◆ **What this task involves**
List each line of the data in which the string "fitting" appears.

##### Records for this task #####

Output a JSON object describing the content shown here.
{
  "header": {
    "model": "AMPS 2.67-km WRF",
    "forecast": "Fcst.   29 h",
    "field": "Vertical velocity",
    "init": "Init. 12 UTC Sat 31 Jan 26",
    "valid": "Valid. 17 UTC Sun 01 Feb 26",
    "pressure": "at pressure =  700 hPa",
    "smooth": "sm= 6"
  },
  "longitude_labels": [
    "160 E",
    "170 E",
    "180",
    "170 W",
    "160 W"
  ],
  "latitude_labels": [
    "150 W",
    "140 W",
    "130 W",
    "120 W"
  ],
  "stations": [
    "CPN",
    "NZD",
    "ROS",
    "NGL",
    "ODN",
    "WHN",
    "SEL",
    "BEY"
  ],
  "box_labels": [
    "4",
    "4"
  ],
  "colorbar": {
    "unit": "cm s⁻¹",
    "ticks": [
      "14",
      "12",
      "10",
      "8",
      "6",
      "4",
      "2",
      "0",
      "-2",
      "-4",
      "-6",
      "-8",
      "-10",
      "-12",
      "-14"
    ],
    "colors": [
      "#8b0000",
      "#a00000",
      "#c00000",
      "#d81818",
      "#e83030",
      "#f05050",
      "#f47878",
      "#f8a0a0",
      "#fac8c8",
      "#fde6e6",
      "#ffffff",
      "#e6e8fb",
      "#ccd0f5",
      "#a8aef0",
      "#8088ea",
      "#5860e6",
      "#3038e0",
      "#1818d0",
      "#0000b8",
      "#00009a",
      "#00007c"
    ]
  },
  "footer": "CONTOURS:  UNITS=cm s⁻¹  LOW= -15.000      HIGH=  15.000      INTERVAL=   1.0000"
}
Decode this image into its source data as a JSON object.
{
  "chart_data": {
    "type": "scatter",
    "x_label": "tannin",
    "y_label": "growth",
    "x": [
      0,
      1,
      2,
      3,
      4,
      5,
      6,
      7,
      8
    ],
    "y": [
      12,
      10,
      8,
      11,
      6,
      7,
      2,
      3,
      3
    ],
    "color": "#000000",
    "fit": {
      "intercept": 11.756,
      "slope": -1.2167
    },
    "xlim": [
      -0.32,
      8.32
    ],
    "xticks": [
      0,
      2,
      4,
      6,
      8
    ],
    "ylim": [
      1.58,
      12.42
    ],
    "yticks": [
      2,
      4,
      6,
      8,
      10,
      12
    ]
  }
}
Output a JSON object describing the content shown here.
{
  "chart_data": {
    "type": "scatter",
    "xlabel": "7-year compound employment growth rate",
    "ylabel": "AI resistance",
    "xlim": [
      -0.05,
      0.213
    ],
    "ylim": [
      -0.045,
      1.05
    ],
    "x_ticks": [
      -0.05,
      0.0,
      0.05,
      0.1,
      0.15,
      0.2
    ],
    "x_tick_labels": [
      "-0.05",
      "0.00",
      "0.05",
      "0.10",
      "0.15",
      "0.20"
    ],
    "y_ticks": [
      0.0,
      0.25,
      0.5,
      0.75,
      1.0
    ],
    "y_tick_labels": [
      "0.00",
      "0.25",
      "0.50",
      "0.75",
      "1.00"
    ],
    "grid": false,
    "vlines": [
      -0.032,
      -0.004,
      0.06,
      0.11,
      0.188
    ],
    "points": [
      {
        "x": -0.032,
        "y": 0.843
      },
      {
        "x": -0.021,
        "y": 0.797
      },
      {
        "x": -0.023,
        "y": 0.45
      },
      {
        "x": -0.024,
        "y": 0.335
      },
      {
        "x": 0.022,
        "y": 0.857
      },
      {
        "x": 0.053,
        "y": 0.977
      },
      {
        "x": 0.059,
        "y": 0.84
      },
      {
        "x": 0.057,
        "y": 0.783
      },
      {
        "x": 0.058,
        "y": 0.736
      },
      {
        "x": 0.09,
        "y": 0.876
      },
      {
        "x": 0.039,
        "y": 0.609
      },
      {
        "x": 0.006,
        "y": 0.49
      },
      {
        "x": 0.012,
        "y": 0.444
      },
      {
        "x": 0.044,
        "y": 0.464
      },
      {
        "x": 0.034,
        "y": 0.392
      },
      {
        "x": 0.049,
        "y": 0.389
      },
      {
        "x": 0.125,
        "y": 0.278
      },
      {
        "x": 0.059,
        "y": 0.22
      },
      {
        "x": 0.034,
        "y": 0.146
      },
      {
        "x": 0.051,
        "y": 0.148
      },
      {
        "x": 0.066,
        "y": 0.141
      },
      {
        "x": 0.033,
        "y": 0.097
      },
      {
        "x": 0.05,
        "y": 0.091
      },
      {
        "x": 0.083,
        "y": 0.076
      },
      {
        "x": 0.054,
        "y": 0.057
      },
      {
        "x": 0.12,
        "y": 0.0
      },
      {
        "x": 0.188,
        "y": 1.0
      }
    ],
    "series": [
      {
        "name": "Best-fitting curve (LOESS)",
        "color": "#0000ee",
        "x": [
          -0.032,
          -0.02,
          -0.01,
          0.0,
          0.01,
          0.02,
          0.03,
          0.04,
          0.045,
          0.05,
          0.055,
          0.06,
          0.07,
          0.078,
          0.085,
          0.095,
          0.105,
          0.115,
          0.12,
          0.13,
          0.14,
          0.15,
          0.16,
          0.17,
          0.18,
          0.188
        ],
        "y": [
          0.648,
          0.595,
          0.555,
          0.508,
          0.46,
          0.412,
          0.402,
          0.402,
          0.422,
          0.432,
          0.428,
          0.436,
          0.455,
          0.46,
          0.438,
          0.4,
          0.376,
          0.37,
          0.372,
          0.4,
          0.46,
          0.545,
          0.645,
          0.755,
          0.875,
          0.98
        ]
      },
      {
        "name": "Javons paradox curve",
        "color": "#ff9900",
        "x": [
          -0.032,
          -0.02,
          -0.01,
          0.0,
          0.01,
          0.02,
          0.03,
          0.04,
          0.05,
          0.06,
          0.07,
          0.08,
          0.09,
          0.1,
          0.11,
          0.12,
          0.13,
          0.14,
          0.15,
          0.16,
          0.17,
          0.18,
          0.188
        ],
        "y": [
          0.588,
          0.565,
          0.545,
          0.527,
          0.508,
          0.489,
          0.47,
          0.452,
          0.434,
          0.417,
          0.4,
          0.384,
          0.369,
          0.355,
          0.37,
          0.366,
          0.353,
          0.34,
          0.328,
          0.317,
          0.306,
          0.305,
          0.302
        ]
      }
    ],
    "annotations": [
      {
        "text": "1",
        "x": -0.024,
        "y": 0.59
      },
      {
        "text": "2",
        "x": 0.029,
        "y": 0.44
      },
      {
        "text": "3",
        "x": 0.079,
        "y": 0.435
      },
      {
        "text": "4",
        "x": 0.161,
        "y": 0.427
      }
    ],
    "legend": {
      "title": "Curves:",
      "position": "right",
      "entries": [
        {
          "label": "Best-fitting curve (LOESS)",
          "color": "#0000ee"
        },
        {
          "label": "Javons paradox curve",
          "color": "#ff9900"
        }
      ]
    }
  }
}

#####

◆ **Output for this exercise**
        "name": "Best-fitting curve (LOESS)",
          "label": "Best-fitting curve (LOESS)",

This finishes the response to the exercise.